• _Information shown_
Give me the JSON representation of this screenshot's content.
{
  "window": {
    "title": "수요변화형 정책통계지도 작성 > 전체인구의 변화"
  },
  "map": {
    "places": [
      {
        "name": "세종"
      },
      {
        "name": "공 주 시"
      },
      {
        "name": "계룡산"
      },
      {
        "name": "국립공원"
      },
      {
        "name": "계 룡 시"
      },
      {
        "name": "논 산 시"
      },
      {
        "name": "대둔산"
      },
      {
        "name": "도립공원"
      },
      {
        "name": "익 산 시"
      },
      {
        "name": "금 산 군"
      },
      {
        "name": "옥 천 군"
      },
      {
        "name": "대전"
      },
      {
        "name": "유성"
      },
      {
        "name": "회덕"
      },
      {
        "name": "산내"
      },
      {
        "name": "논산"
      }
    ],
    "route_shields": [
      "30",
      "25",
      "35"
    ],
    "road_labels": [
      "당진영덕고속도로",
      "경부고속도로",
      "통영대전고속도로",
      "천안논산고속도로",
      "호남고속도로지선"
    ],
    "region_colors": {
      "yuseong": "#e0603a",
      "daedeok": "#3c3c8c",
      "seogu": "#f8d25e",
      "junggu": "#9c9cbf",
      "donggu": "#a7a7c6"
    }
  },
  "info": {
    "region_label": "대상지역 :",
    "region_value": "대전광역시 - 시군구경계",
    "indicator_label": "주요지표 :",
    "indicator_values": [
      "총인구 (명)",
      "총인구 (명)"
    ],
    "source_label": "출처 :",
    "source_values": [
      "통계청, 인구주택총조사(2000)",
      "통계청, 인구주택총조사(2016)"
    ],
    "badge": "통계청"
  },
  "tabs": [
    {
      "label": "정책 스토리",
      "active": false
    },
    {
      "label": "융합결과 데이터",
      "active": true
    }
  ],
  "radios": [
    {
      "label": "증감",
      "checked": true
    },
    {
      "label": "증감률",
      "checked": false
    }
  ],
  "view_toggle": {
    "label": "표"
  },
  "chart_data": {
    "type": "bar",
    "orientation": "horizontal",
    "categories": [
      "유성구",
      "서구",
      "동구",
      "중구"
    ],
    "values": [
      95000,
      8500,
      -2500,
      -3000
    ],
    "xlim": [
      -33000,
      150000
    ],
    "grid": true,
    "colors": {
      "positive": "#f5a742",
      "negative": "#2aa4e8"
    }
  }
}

• _Aim_
Copy every line of the material, please, keeping it exactly the same.

• _Answer below_
Give me the JSON representation of this screenshot's content.
{
  "window": {
    "title": "수요변화형 정책통계지도 작성 > 전체인구의 변화"
  },
  "map": {
    "places": [
      {
        "name": "세종"
      },
      {
        "name": "공 주 시"
      },
      {
        "name": "계룡산"
      },
      {
        "name": "국립공원"
      },
      {
        "name": "계 룡 시"
      },
      {
        "name": "논 산 시"
      },
      {
        "name": "대둔산"
      },
      {
        "name": "도립공원"
      },
      {
        "name": "익 산 시"
      },
      {
        "name": "금 산 군"
      },
      {
        "name": "옥 천 군"
      },
      {
        "name": "대전"
      },
      {
        "name": "유성"
      },
      {
        "name": "회덕"
      },
      {
        "name": "산내"
      },
      {
        "name": "논산"
      }
    ],
    "route_shields": [
      "30",
      "25",
      "35"
    ],
    "road_labels": [
      "당진영덕고속도로",
      "경부고속도로",
      "통영대전고속도로",
      "천안논산고속도로",
      "호남고속도로지선"
    ],
    "region_colors": {
      "yuseong": "#e0603a",
      "daedeok": "#3c3c8c",
      "seogu": "#f8d25e",
      "junggu": "#9c9cbf",
      "donggu": "#a7a7c6"
    }
  },
  "info": {
    "region_label": "대상지역 :",
    "region_value": "대전광역시 - 시군구경계",
    "indicator_label": "주요지표 :",
    "indicator_values": [
      "총인구 (명)",
      "총인구 (명)"
    ],
    "source_label": "출처 :",
    "source_values": [
      "통계청, 인구주택총조사(2000)",
      "통계청, 인구주택총조사(2016)"
    ],
    "badge": "통계청"
  },
  "tabs": [
    {
      "label": "정책 스토리",
      "active": false
    },
    {
      "label": "융합결과 데이터",
      "active": true
    }
  ],
  "radios": [
    {
      "label": "증감",
      "checked": true
    },
    {
      "label": "증감률",
      "checked": false
    }
  ],
  "view_toggle": {
    "label": "표"
  },
  "chart_data": {
    "type": "bar",
    "orientation": "horizontal",
    "categories": [
      "유성구",
      "서구",
      "동구",
      "중구"
    ],
    "values": [
      95000,
      8500,
      -2500,
      -3000
    ],
    "xlim": [
      -33000,
      150000
    ],
    "grid": true,
    "colors": {
      "positive": "#f5a742",
      "negative": "#2aa4e8"
    }
  }
}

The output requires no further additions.